Dataset items:
————————
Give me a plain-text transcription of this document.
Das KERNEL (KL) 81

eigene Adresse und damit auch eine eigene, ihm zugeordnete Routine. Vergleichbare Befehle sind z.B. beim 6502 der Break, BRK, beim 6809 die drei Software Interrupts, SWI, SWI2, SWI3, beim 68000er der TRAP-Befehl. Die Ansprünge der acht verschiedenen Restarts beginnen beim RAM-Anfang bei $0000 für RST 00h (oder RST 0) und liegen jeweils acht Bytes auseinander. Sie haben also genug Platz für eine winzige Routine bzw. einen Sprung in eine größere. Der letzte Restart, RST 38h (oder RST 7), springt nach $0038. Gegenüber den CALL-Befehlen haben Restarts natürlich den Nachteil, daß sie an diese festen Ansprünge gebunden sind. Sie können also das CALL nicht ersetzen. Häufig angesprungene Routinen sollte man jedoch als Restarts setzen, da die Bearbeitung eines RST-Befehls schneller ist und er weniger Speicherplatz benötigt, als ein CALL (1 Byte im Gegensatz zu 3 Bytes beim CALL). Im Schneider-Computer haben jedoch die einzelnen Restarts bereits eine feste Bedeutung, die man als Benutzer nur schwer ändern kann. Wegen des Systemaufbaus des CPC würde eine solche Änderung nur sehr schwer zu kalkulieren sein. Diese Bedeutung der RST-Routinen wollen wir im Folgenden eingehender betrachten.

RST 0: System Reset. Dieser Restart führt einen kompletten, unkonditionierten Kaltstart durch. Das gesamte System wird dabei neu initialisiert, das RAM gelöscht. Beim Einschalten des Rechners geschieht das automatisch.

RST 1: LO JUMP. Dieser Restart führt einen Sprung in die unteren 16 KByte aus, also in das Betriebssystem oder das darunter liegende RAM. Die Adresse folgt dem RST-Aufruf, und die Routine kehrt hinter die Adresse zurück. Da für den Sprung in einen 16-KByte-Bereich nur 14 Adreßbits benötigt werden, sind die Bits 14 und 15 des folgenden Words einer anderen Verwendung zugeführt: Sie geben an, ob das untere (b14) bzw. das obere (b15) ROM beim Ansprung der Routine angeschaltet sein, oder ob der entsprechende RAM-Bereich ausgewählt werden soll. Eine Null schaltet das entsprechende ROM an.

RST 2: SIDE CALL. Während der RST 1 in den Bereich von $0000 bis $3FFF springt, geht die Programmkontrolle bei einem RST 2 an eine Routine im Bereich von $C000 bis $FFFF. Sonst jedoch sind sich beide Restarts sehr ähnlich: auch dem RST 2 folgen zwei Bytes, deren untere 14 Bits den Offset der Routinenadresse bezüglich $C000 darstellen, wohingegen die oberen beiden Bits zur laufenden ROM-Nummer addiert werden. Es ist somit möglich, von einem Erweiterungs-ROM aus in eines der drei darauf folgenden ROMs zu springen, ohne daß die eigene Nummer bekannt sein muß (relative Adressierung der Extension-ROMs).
————————
» **What to produce**
Word for word, extract all the records.

» **Answer in full**
Give me a plain-text transcription of this document.
Das KERNEL (KL) 81

eigene Adresse und damit auch eine eigene, ihm zugeordnete Routine. Vergleichbare Befehle sind z.B. beim 6502 der Break, BRK, beim 6809 die drei Software Interrupts, SWI, SWI2, SWI3, beim 68000er der TRAP-Befehl. Die Ansprünge der acht verschiedenen Restarts beginnen beim RAM-Anfang bei $0000 für RST 00h (oder RST 0) und liegen jeweils acht Bytes auseinander. Sie haben also genug Platz für eine winzige Routine bzw. einen Sprung in eine größere. Der letzte Restart, RST 38h (oder RST 7), springt nach $0038. Gegenüber den CALL-Befehlen haben Restarts natürlich den Nachteil, daß sie an diese festen Ansprünge gebunden sind. Sie können also das CALL nicht ersetzen. Häufig angesprungene Routinen sollte man jedoch als Restarts setzen, da die Bearbeitung eines RST-Befehls schneller ist und er weniger Speicherplatz benötigt, als ein CALL (1 Byte im Gegensatz zu 3 Bytes beim CALL). Im Schneider-Computer haben jedoch die einzelnen Restarts bereits eine feste Bedeutung, die man als Benutzer nur schwer ändern kann. Wegen des Systemaufbaus des CPC würde eine solche Änderung nur sehr schwer zu kalkulieren sein. Diese Bedeutung der RST-Routinen wollen wir im Folgenden eingehender betrachten.

RST 0: System Reset. Dieser Restart führt einen kompletten, unkonditionierten Kaltstart durch. Das gesamte System wird dabei neu initialisiert, das RAM gelöscht. Beim Einschalten des Rechners geschieht das automatisch.

RST 1: LO JUMP. Dieser Restart führt einen Sprung in die unteren 16 KByte aus, also in das Betriebssystem oder das darunter liegende RAM. Die Adresse folgt dem RST-Aufruf, und die Routine kehrt hinter die Adresse zurück. Da für den Sprung in einen 16-KByte-Bereich nur 14 Adreßbits benötigt werden, sind die Bits 14 und 15 des folgenden Words einer anderen Verwendung zugeführt: Sie geben an, ob das untere (b14) bzw. das obere (b15) ROM beim Ansprung der Routine angeschaltet sein, oder ob der entsprechende RAM-Bereich ausgewählt werden soll. Eine Null schaltet das entsprechende ROM an.

RST 2: SIDE CALL. Während der RST 1 in den Bereich von $0000 bis $3FFF springt, geht die Programmkontrolle bei einem RST 2 an eine Routine im Bereich von $C000 bis $FFFF. Sonst jedoch sind sich beide Restarts sehr ähnlich: auch dem RST 2 folgen zwei Bytes, deren untere 14 Bits den Offset der Routinenadresse bezüglich $C000 darstellen, wohingegen die oberen beiden Bits zur laufenden ROM-Nummer addiert werden. Es ist somit möglich, von einem Erweiterungs-ROM aus in eines der drei darauf folgenden ROMs zu springen, ohne daß die eigene Nummer bekannt sein muß (relative Adressierung der Extension-ROMs).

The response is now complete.